- _TASK_: Copy every entry precisely.

- _Data listing_:

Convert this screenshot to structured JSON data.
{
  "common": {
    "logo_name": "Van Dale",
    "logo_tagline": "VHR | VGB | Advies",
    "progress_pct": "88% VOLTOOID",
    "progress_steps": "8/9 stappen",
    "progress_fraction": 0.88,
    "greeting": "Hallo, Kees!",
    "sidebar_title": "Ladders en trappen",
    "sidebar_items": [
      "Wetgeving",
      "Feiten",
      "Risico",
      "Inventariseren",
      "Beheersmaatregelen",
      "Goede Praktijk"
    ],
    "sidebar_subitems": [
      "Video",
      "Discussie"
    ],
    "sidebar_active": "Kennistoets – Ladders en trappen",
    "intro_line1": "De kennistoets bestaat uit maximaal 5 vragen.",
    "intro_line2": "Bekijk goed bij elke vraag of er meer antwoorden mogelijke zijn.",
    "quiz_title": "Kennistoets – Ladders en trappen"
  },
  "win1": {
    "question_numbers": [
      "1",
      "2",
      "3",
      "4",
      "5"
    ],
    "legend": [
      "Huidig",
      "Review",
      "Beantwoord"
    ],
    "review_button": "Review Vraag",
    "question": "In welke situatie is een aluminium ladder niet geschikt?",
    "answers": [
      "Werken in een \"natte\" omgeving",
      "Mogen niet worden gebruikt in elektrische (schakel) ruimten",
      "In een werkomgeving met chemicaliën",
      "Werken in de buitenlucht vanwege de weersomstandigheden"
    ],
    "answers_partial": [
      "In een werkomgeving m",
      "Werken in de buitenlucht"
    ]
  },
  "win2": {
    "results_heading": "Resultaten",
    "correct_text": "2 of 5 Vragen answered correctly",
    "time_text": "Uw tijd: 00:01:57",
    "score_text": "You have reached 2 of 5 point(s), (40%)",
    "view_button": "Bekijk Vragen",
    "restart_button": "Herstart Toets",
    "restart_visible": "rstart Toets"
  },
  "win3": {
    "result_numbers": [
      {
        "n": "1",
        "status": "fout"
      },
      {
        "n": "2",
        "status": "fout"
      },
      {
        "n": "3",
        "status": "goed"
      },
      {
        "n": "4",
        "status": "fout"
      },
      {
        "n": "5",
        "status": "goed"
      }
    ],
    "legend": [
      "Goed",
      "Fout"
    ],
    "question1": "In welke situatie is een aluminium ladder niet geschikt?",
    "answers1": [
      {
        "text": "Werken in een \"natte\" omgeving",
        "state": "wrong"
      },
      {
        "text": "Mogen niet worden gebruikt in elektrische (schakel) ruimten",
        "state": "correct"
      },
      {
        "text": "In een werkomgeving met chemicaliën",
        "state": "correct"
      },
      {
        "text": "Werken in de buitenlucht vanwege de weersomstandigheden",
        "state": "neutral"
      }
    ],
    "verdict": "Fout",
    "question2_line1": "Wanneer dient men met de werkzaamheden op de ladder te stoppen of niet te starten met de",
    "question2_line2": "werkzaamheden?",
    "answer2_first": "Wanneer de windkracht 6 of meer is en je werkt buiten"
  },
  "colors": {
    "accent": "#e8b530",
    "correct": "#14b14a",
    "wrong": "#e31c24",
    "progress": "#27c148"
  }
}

- _EXERCISE ANSWER_:
Convert this screenshot to structured JSON data.
{
  "common": {
    "logo_name": "Van Dale",
    "logo_tagline": "VHR | VGB | Advies",
    "progress_pct": "88% VOLTOOID",
    "progress_steps": "8/9 stappen",
    "progress_fraction": 0.88,
    "greeting": "Hallo, Kees!",
    "sidebar_title": "Ladders en trappen",
    "sidebar_items": [
      "Wetgeving",
      "Feiten",
      "Risico",
      "Inventariseren",
      "Beheersmaatregelen",
      "Goede Praktijk"
    ],
    "sidebar_subitems": [
      "Video",
      "Discussie"
    ],
    "sidebar_active": "Kennistoets – Ladders en trappen",
    "intro_line1": "De kennistoets bestaat uit maximaal 5 vragen.",
    "intro_line2": "Bekijk goed bij elke vraag of er meer antwoorden mogelijke zijn.",
    "quiz_title": "Kennistoets – Ladders en trappen"
  },
  "win1": {
    "question_numbers": [
      "1",
      "2",
      "3",
      "4",
      "5"
    ],
    "legend": [
      "Huidig",
      "Review",
      "Beantwoord"
    ],
    "review_button": "Review Vraag",
    "question": "In welke situatie is een aluminium ladder niet geschikt?",
    "answers": [
      "Werken in een \"natte\" omgeving",
      "Mogen niet worden gebruikt in elektrische (schakel) ruimten",
      "In een werkomgeving met chemicaliën",
      "Werken in de buitenlucht vanwege de weersomstandigheden"
    ],
    "answers_partial": [
      "In een werkomgeving m",
      "Werken in de buitenlucht"
    ]
  },
  "win2": {
    "results_heading": "Resultaten",
    "correct_text": "2 of 5 Vragen answered correctly",
    "time_text": "Uw tijd: 00:01:57",
    "score_text": "You have reached 2 of 5 point(s), (40%)",
    "view_button": "Bekijk Vragen",
    "restart_button": "Herstart Toets",
    "restart_visible": "rstart Toets"
  },
  "win3": {
    "result_numbers": [
      {
        "n": "1",
        "status": "fout"
      },
      {
        "n": "2",
        "status": "fout"
      },
      {
        "n": "3",
        "status": "goed"
      },
      {
        "n": "4",
        "status": "fout"
      },
      {
        "n": "5",
        "status": "goed"
      }
    ],
    "legend": [
      "Goed",
      "Fout"
    ],
    "question1": "In welke situatie is een aluminium ladder niet geschikt?",
    "answers1": [
      {
        "text": "Werken in een \"natte\" omgeving",
        "state": "wrong"
      },
      {
        "text": "Mogen niet worden gebruikt in elektrische (schakel) ruimten",
        "state": "correct"
      },
      {
        "text": "In een werkomgeving met chemicaliën",
        "state": "correct"
      },
      {
        "text": "Werken in de buitenlucht vanwege de weersomstandigheden",
        "state": "neutral"
      }
    ],
    "verdict": "Fout",
    "question2_line1": "Wanneer dient men met de werkzaamheden op de ladder te stoppen of niet te starten met de",
    "question2_line2": "werkzaamheden?",
    "answer2_first": "Wanneer de windkracht 6 of meer is en je werkt buiten"
  },
  "colors": {
    "accent": "#e8b530",
    "correct": "#14b14a",
    "wrong": "#e31c24",
    "progress": "#27c148"
  }
}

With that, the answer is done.